— Begin —

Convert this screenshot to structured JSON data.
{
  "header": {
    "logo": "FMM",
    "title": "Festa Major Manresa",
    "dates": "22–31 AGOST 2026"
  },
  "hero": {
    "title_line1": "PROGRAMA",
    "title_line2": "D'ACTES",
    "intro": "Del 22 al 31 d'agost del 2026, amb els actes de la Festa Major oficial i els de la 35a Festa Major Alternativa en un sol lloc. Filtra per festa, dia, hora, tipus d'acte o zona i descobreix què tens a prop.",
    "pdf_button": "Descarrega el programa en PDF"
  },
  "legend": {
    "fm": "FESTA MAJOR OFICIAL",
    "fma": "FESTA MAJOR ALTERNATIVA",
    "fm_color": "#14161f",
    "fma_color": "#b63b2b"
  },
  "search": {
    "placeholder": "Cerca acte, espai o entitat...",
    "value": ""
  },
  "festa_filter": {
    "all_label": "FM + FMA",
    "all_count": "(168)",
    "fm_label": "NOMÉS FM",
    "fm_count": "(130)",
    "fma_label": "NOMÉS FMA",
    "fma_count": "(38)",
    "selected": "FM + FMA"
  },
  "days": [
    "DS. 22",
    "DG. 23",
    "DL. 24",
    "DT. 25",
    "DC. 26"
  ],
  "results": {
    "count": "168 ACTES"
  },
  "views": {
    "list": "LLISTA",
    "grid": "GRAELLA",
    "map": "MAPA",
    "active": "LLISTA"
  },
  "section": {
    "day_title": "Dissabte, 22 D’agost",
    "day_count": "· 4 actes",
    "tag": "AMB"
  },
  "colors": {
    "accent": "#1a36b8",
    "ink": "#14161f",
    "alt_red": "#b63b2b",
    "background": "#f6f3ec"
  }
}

— End —

Extract each line from the listing that holds the word "NOMÉS".

• _Exercise response_
    "fm_label": "NOMÉS FM",
    "fma_label": "NOMÉS FMA",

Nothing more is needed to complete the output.